**GIVEN TASK:**
Copy each of the following entries line for line, with no changes.

**MATERIAL:**
============================================================
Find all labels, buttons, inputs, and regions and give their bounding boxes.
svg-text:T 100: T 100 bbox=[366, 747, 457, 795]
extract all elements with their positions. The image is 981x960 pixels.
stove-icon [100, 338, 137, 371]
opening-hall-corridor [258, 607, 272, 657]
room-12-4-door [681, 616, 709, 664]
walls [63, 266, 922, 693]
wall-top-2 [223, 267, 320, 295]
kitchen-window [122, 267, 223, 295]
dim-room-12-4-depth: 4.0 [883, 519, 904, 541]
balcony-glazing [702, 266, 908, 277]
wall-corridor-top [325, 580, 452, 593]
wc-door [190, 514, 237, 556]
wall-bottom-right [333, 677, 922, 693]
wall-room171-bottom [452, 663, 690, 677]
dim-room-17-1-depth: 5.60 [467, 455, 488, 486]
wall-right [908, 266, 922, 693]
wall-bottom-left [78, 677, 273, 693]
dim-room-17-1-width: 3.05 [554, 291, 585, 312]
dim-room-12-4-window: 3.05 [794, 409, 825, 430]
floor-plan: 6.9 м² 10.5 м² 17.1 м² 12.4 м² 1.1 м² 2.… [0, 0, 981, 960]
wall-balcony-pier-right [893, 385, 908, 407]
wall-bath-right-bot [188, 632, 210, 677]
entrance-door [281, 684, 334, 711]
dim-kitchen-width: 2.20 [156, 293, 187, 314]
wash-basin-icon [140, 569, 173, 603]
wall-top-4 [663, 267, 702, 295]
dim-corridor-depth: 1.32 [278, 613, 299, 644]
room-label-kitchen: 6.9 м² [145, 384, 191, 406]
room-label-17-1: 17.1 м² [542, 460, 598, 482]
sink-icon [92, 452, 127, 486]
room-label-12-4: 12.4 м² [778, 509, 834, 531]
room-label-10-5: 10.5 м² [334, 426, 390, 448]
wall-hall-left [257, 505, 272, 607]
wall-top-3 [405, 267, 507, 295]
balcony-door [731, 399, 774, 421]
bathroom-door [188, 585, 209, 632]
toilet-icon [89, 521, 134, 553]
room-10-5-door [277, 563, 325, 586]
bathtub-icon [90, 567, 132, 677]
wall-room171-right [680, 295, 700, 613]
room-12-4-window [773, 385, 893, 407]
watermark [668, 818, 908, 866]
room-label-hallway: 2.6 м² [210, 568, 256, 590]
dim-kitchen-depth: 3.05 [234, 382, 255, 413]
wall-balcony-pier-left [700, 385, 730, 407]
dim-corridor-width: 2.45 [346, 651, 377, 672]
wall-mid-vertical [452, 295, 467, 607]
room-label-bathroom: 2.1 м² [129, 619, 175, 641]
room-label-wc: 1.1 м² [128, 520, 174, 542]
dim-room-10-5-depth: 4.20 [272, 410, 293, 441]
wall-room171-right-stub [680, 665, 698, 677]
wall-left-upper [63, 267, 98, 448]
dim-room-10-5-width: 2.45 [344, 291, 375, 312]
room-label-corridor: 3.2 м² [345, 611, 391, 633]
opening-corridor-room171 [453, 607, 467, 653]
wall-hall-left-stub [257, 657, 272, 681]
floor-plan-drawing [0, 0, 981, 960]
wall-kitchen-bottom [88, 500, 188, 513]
============================================================
**EXERCISE RESPONSE:**
Find all labels, buttons, inputs, and regions and give their bounding boxes.
svg-text:T 100: T 100 bbox=[366, 747, 457, 795]
extract all elements with their positions. The image is 981x960 pixels.
stove-icon [100, 338, 137, 371]
opening-hall-corridor [258, 607, 272, 657]
room-12-4-door [681, 616, 709, 664]
walls [63, 266, 922, 693]
wall-top-2 [223, 267, 320, 295]
kitchen-window [122, 267, 223, 295]
dim-room-12-4-depth: 4.0 [883, 519, 904, 541]
balcony-glazing [702, 266, 908, 277]
wall-corridor-top [325, 580, 452, 593]
wc-door [190, 514, 237, 556]
wall-bottom-right [333, 677, 922, 693]
wall-room171-bottom [452, 663, 690, 677]
dim-room-17-1-depth: 5.60 [467, 455, 488, 486]
wall-right [908, 266, 922, 693]
wall-bottom-left [78, 677, 273, 693]
dim-room-17-1-width: 3.05 [554, 291, 585, 312]
dim-room-12-4-window: 3.05 [794, 409, 825, 430]
floor-plan: 6.9 м² 10.5 м² 17.1 м² 12.4 м² 1.1 м² 2.… [0, 0, 981, 960]
wall-balcony-pier-right [893, 385, 908, 407]
wall-bath-right-bot [188, 632, 210, 677]
entrance-door [281, 684, 334, 711]
dim-kitchen-width: 2.20 [156, 293, 187, 314]
wash-basin-icon [140, 569, 173, 603]
wall-top-4 [663, 267, 702, 295]
dim-corridor-depth: 1.32 [278, 613, 299, 644]
room-label-kitchen: 6.9 м² [145, 384, 191, 406]
room-label-17-1: 17.1 м² [542, 460, 598, 482]
sink-icon [92, 452, 127, 486]
room-label-12-4: 12.4 м² [778, 509, 834, 531]
room-label-10-5: 10.5 м² [334, 426, 390, 448]
wall-hall-left [257, 505, 272, 607]
wall-top-3 [405, 267, 507, 295]
balcony-door [731, 399, 774, 421]
bathroom-door [188, 585, 209, 632]
toilet-icon [89, 521, 134, 553]
room-10-5-door [277, 563, 325, 586]
bathtub-icon [90, 567, 132, 677]
wall-room171-right [680, 295, 700, 613]
room-12-4-window [773, 385, 893, 407]
watermark [668, 818, 908, 866]
room-label-hallway: 2.6 м² [210, 568, 256, 590]
dim-kitchen-depth: 3.05 [234, 382, 255, 413]
wall-balcony-pier-left [700, 385, 730, 407]
dim-corridor-width: 2.45 [346, 651, 377, 672]
wall-mid-vertical [452, 295, 467, 607]
room-label-bathroom: 2.1 м² [129, 619, 175, 641]
room-label-wc: 1.1 м² [128, 520, 174, 542]
dim-room-10-5-depth: 4.20 [272, 410, 293, 441]
wall-room171-right-stub [680, 665, 698, 677]
wall-left-upper [63, 267, 98, 448]
dim-room-10-5-width: 2.45 [344, 291, 375, 312]
room-label-corridor: 3.2 м² [345, 611, 391, 633]
opening-corridor-room171 [453, 607, 467, 653]
wall-hall-left-stub [257, 657, 272, 681]
floor-plan-drawing [0, 0, 981, 960]
wall-kitchen-bottom [88, 500, 188, 513]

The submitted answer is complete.